• [Work to complete]:
Every entry that follows should be reproduced exactly.

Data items
-*-*-
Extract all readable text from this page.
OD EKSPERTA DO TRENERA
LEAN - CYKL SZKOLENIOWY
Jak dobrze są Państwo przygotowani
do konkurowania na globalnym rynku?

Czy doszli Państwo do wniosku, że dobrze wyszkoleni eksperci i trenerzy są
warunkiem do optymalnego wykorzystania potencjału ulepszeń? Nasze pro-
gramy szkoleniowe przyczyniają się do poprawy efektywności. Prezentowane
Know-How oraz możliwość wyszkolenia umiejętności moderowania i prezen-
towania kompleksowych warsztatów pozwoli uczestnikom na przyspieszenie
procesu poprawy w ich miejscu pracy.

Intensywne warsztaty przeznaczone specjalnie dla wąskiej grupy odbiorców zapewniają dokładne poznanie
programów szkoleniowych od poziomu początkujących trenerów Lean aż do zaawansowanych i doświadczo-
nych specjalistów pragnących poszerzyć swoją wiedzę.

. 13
-*-*-
• [Output for this task]:
Extract all readable text from this page.
OD EKSPERTA DO TRENERA
LEAN - CYKL SZKOLENIOWY
Jak dobrze są Państwo przygotowani
do konkurowania na globalnym rynku?

Czy doszli Państwo do wniosku, że dobrze wyszkoleni eksperci i trenerzy są
warunkiem do optymalnego wykorzystania potencjału ulepszeń? Nasze pro-
gramy szkoleniowe przyczyniają się do poprawy efektywności. Prezentowane
Know-How oraz możliwość wyszkolenia umiejętności moderowania i prezen-
towania kompleksowych warsztatów pozwoli uczestnikom na przyspieszenie
procesu poprawy w ich miejscu pracy.

Intensywne warsztaty przeznaczone specjalnie dla wąskiej grupy odbiorców zapewniają dokładne poznanie
programów szkoleniowych od poziomu początkujących trenerów Lean aż do zaawansowanych i doświadczo-
nych specjalistów pragnących poszerzyć swoją wiedzę.

. 13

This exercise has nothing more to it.